What is asked - Copy the listing below in full and skip every picture.

(Extracts from a graphics dataset)
** Start **

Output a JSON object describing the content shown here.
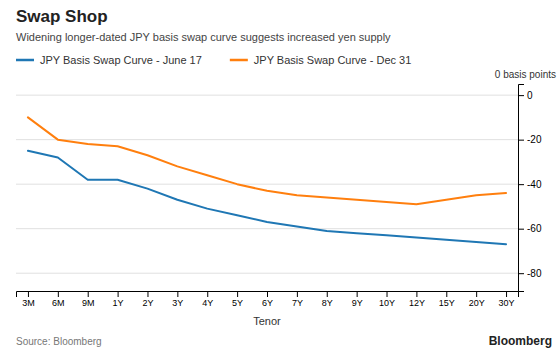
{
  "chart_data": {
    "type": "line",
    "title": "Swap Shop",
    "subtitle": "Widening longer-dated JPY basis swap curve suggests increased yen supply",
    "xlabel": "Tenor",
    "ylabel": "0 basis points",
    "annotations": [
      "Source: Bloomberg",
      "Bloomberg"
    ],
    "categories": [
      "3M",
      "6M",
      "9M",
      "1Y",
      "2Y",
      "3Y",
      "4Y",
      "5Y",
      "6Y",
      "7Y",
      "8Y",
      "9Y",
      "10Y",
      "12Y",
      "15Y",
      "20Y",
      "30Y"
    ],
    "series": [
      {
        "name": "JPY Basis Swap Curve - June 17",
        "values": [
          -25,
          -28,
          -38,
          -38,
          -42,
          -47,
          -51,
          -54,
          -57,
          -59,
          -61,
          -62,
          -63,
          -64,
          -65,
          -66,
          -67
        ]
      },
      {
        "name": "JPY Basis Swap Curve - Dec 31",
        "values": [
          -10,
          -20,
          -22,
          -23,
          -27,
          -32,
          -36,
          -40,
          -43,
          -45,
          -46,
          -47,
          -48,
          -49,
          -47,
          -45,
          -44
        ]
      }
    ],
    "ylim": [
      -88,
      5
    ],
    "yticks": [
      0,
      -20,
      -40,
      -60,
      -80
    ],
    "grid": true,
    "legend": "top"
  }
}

** End **

Complete output -
Output a JSON object describing the content shown here.
{
  "chart_data": {
    "type": "line",
    "title": "Swap Shop",
    "subtitle": "Widening longer-dated JPY basis swap curve suggests increased yen supply",
    "xlabel": "Tenor",
    "ylabel": "0 basis points",
    "annotations": [
      "Source: Bloomberg",
      "Bloomberg"
    ],
    "categories": [
      "3M",
      "6M",
      "9M",
      "1Y",
      "2Y",
      "3Y",
      "4Y",
      "5Y",
      "6Y",
      "7Y",
      "8Y",
      "9Y",
      "10Y",
      "12Y",
      "15Y",
      "20Y",
      "30Y"
    ],
    "series": [
      {
        "name": "JPY Basis Swap Curve - June 17",
        "values": [
          -25,
          -28,
          -38,
          -38,
          -42,
          -47,
          -51,
          -54,
          -57,
          -59,
          -61,
          -62,
          -63,
          -64,
          -65,
          -66,
          -67
        ]
      },
      {
        "name": "JPY Basis Swap Curve - Dec 31",
        "values": [
          -10,
          -20,
          -22,
          -23,
          -27,
          -32,
          -36,
          -40,
          -43,
          -45,
          -46,
          -47,
          -48,
          -49,
          -47,
          -45,
          -44
        ]
      }
    ],
    "ylim": [
      -88,
      5
    ],
    "yticks": [
      0,
      -20,
      -40,
      -60,
      -80
    ],
    "grid": true,
    "legend": "top"
  }
}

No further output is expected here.